** WHAT TO DO **
Copy out all the lines where "document" shows up.

** DATA ENTRIES **
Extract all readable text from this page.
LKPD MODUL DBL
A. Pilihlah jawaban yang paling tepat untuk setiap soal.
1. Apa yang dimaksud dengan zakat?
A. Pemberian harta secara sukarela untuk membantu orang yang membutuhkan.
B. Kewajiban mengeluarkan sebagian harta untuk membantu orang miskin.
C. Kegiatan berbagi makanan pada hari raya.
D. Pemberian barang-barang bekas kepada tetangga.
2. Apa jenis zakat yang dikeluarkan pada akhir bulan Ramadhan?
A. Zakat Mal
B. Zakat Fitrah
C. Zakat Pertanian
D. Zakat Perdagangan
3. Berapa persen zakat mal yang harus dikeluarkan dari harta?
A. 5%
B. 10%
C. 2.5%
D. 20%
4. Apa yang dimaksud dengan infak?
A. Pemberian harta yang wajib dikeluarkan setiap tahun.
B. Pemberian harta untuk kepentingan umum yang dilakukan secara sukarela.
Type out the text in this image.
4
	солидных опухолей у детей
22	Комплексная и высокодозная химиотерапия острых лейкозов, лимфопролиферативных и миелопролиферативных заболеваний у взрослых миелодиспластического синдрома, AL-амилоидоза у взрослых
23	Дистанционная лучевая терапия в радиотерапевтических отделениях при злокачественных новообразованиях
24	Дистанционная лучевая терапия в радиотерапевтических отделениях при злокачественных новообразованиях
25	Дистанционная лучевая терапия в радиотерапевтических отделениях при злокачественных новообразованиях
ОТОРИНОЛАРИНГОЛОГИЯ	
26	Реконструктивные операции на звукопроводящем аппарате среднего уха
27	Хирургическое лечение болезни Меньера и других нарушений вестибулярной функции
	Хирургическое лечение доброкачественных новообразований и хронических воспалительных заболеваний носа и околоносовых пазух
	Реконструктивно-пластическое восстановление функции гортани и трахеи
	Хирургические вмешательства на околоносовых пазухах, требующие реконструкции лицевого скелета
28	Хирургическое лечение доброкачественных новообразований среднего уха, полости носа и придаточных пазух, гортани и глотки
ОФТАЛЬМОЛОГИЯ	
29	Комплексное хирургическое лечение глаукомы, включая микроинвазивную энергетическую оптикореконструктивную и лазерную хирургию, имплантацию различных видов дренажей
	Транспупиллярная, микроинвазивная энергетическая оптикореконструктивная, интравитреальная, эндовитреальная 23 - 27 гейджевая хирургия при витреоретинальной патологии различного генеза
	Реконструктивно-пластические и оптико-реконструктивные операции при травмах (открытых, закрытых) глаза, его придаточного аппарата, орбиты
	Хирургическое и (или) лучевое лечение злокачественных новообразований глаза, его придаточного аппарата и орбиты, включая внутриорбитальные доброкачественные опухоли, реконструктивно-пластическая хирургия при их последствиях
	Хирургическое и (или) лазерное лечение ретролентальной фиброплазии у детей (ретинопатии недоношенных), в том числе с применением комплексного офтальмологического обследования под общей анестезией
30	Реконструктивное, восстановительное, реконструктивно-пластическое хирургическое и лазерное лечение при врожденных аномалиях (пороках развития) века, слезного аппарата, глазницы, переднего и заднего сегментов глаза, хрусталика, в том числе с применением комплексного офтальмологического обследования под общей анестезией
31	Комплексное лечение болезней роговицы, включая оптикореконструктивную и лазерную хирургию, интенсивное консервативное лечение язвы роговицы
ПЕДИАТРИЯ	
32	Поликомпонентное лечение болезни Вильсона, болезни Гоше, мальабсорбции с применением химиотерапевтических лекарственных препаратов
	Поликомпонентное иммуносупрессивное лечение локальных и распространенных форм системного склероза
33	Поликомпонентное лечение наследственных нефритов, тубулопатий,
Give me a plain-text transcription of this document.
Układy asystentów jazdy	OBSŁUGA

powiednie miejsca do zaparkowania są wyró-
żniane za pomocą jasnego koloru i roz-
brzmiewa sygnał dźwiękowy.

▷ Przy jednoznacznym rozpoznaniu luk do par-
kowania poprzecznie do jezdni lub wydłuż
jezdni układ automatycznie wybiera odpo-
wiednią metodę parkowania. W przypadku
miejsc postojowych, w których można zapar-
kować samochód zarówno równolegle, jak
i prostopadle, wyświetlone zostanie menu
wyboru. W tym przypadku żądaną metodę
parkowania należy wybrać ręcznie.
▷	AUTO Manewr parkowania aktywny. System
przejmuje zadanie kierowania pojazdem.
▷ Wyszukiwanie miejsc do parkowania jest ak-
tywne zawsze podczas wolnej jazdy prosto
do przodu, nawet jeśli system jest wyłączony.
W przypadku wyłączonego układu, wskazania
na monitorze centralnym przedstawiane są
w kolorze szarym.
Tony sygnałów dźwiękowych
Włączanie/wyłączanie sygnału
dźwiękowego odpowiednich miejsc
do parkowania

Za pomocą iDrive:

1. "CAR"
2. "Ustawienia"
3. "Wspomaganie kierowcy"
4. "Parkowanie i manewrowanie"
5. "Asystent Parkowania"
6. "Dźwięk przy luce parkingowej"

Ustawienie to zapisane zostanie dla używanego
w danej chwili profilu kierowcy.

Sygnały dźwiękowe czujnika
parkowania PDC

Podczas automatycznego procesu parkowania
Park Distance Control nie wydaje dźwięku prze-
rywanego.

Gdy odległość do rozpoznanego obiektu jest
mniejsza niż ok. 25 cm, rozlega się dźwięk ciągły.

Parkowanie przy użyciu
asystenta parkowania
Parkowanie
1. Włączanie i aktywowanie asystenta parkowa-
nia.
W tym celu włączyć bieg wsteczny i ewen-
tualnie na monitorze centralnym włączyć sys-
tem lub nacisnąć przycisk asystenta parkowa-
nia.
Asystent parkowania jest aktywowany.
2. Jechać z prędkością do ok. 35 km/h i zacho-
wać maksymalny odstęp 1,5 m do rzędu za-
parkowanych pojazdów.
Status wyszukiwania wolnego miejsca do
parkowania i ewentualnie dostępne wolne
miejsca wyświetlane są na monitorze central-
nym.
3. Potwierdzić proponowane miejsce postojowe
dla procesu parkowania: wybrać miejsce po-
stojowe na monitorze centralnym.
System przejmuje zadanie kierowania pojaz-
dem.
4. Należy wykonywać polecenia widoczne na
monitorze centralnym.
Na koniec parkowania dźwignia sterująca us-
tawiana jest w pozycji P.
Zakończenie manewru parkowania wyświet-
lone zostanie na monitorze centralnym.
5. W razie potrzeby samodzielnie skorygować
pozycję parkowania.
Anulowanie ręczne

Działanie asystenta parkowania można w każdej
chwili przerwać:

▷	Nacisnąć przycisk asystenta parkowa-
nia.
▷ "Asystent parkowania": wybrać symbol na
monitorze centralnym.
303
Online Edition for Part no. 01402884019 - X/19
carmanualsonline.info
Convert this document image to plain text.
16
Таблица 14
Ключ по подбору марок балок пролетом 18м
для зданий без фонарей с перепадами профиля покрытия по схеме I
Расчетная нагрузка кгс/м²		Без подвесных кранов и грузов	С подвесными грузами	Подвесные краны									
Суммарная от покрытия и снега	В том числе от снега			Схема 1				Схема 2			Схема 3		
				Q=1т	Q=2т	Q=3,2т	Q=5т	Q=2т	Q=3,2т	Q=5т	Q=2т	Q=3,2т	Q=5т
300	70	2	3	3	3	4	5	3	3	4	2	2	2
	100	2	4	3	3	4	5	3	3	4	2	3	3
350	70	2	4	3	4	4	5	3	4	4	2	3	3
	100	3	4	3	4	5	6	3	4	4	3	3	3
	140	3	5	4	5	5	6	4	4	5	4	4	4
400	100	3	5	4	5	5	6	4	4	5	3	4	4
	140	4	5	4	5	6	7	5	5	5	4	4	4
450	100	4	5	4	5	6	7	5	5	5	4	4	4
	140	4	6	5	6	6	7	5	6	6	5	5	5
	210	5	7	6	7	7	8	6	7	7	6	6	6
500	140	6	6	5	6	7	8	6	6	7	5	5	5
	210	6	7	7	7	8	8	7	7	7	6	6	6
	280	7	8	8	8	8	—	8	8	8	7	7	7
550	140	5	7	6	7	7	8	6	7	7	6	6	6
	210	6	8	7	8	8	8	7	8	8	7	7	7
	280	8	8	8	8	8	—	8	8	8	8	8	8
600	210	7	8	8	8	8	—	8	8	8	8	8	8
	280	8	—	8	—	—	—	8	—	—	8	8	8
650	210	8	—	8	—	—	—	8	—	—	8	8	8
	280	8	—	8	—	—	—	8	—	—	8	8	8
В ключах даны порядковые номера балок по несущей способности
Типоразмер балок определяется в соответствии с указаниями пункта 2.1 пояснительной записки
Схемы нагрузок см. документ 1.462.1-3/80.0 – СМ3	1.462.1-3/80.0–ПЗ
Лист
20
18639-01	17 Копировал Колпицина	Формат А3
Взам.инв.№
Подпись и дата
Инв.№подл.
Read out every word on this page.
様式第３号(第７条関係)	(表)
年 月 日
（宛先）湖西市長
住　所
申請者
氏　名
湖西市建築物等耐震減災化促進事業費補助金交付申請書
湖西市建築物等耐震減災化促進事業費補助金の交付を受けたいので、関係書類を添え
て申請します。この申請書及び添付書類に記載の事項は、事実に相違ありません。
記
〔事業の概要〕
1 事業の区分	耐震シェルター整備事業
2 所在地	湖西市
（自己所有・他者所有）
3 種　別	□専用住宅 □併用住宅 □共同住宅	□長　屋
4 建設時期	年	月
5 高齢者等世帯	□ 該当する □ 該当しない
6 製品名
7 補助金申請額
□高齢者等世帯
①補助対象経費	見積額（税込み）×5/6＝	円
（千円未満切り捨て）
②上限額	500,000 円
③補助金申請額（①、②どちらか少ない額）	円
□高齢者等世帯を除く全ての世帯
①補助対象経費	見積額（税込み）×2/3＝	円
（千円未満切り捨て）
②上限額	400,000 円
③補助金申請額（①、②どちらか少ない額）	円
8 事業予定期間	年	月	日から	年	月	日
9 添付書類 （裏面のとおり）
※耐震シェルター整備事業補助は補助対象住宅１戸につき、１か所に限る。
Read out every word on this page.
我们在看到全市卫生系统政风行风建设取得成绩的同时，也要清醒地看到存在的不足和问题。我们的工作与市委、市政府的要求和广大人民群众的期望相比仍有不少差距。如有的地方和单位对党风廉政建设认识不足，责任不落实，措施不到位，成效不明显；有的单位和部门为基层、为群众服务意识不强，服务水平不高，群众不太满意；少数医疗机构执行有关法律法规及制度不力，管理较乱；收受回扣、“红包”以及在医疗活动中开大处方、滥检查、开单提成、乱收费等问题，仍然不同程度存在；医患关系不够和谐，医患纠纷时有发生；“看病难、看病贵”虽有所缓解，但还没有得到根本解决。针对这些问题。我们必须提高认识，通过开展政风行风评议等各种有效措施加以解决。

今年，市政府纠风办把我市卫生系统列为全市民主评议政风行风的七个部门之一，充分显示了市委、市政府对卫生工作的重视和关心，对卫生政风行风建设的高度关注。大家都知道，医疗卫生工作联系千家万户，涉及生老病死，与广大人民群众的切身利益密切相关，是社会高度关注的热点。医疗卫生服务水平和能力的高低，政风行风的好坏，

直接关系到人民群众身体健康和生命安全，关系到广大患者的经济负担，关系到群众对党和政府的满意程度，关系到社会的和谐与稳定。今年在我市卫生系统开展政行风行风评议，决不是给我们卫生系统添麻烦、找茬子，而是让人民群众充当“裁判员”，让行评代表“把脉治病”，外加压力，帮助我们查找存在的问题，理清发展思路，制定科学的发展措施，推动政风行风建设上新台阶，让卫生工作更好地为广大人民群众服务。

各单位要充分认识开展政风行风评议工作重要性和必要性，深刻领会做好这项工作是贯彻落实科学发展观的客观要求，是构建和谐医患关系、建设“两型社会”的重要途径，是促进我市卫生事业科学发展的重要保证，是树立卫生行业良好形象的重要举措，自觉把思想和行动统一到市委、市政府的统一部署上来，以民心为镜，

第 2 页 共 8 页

** RESULT OF THE TASK **
Give me a plain-text transcription of this document.
Convert this document image to plain text.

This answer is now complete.